[Collection entries]
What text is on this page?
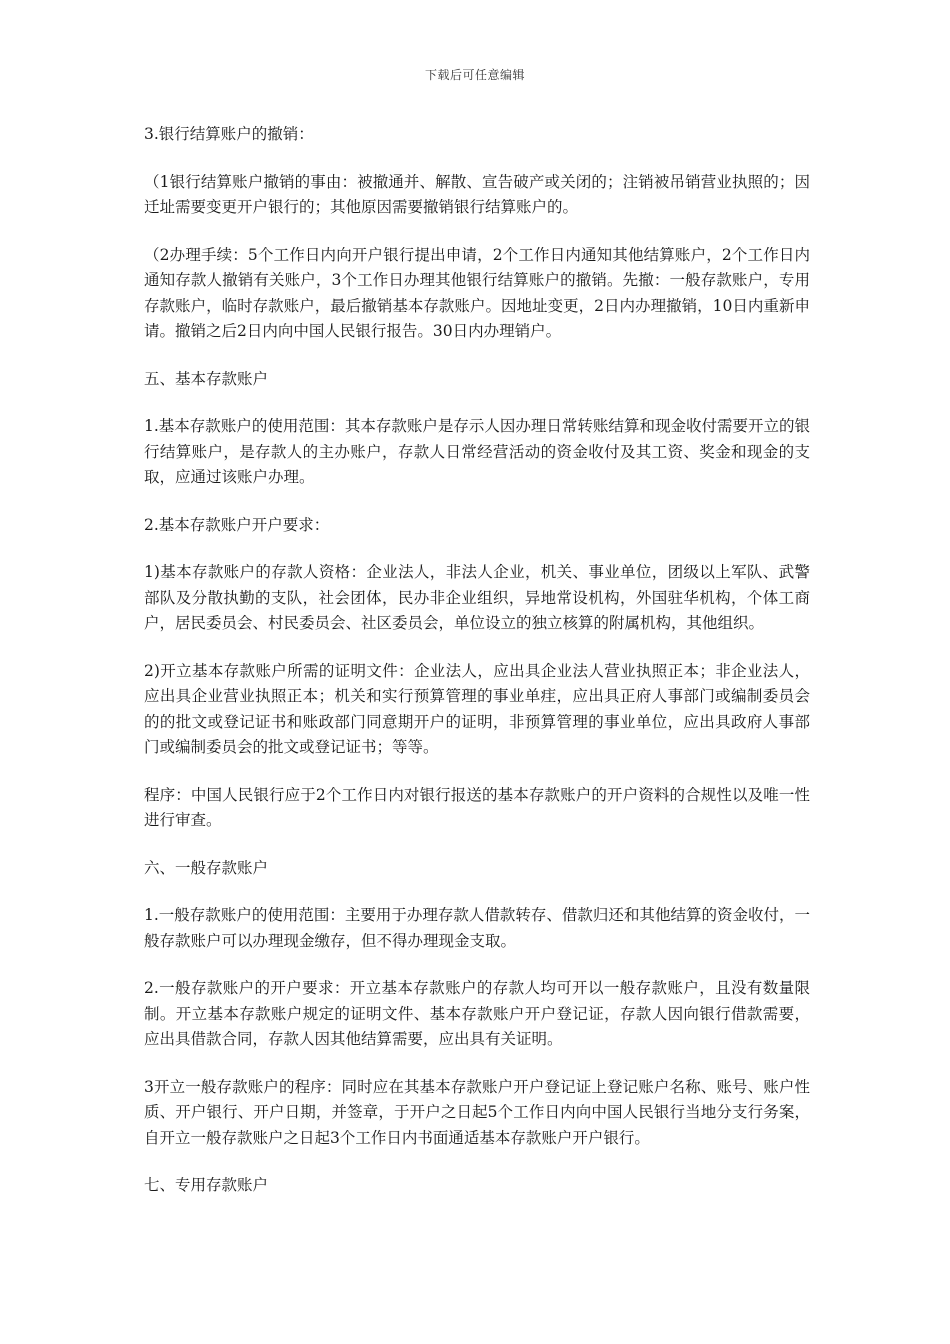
下载后可任意编辑

3.银行结算账户的撤销：

（1银行结算账户撤销的事由：被撤通并、解散、宣告破产或关闭的；注销被吊销营业执照的；因迁址需要变更开户银行的；其他原因需要撤销银行结算账户的。

（2办理手续：5个工作日内向开户银行提出申请，2个工作日内通知其他结算账户，2个工作日内通知存款人撤销有关账户，3个工作日办理其他银行结算账户的撤销。先撤：一般存款账户，专用存款账户，临时存款账户，最后撤销基本存款账户。因地址变更，2日内办理撤销，10日内重新申请。撤销之后2日内向中国人民银行报告。30日内办理销户。

五、基本存款账户

1.基本存款账户的使用范围：其本存款账户是存示人因办理日常转账结算和现金收付需要开立的银行结算账户，是存款人的主办账户，存款人日常经营活动的资金收付及其工资、奖金和现金的支取，应通过该账户办理。

2.基本存款账户开户要求：

1)基本存款账户的存款人资格：企业法人，非法人企业，机关、事业单位，团级以上军队、武警部队及分散执勤的支队，社会团体，民办非企业组织，异地常设机构，外国驻华机构，个体工商户，居民委员会、村民委员会、社区委员会，单位设立的独立核算的附属机构，其他组织。

2)开立基本存款账户所需的证明文件：企业法人，应出具企业法人营业执照正本；非企业法人，应出具企业营业执照正本；机关和实行预算管理的事业单疰，应出具正府人事部门或编制委员会的的批文或登记证书和账政部门同意期开户的证明，非预算管理的事业单位，应出具政府人事部门或编制委员会的批文或登记证书；等等。

程序：中国人民银行应于2个工作日内对银行报送的基本存款账户的开户资料的合规性以及唯一性进行审查。

六、一般存款账户

1.一般存款账户的使用范围：主要用于办理存款人借款转存、借款归还和其他结算的资金收付，一般存款账户可以办理现金缴存，但不得办理现金支取。

2.一般存款账户的开户要求：开立基本存款账户的存款人均可开以一般存款账户，且没有数量限制。开立基本存款账户规定的证明文件、基本存款账户开户登记证，存款人因向银行借款需要，应出具借款合同，存款人因其他结算需要，应出具有关证明。

3开立一般存款账户的程序：同时应在其基本存款账户开户登记证上登记账户名称、账号、账户性质、开户银行、开户日期，并签章，于开户之日起5个工作日内向中国人民银行当地分支行务案，自开立一般存款账户之日起3个工作日内书面通适基本存款账户开户银行。

七、专用存款账户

### GOAL OF THE EXERCISE
Output the entries above exactly. Drop the pictures.

### SOLUTION BELOW
What text is on this page?
下载后可任意编辑

3.银行结算账户的撤销：

（1银行结算账户撤销的事由：被撤通并、解散、宣告破产或关闭的；注销被吊销营业执照的；因迁址需要变更开户银行的；其他原因需要撤销银行结算账户的。

（2办理手续：5个工作日内向开户银行提出申请，2个工作日内通知其他结算账户，2个工作日内通知存款人撤销有关账户，3个工作日办理其他银行结算账户的撤销。先撤：一般存款账户，专用存款账户，临时存款账户，最后撤销基本存款账户。因地址变更，2日内办理撤销，10日内重新申请。撤销之后2日内向中国人民银行报告。30日内办理销户。

五、基本存款账户

1.基本存款账户的使用范围：其本存款账户是存示人因办理日常转账结算和现金收付需要开立的银行结算账户，是存款人的主办账户，存款人日常经营活动的资金收付及其工资、奖金和现金的支取，应通过该账户办理。

2.基本存款账户开户要求：

1)基本存款账户的存款人资格：企业法人，非法人企业，机关、事业单位，团级以上军队、武警部队及分散执勤的支队，社会团体，民办非企业组织，异地常设机构，外国驻华机构，个体工商户，居民委员会、村民委员会、社区委员会，单位设立的独立核算的附属机构，其他组织。

2)开立基本存款账户所需的证明文件：企业法人，应出具企业法人营业执照正本；非企业法人，应出具企业营业执照正本；机关和实行预算管理的事业单疰，应出具正府人事部门或编制委员会的的批文或登记证书和账政部门同意期开户的证明，非预算管理的事业单位，应出具政府人事部门或编制委员会的批文或登记证书；等等。

程序：中国人民银行应于2个工作日内对银行报送的基本存款账户的开户资料的合规性以及唯一性进行审查。

六、一般存款账户

1.一般存款账户的使用范围：主要用于办理存款人借款转存、借款归还和其他结算的资金收付，一般存款账户可以办理现金缴存，但不得办理现金支取。

2.一般存款账户的开户要求：开立基本存款账户的存款人均可开以一般存款账户，且没有数量限制。开立基本存款账户规定的证明文件、基本存款账户开户登记证，存款人因向银行借款需要，应出具借款合同，存款人因其他结算需要，应出具有关证明。

3开立一般存款账户的程序：同时应在其基本存款账户开户登记证上登记账户名称、账号、账户性质、开户银行、开户日期，并签章，于开户之日起5个工作日内向中国人民银行当地分支行务案，自开立一般存款账户之日起3个工作日内书面通适基本存款账户开户银行。

七、专用存款账户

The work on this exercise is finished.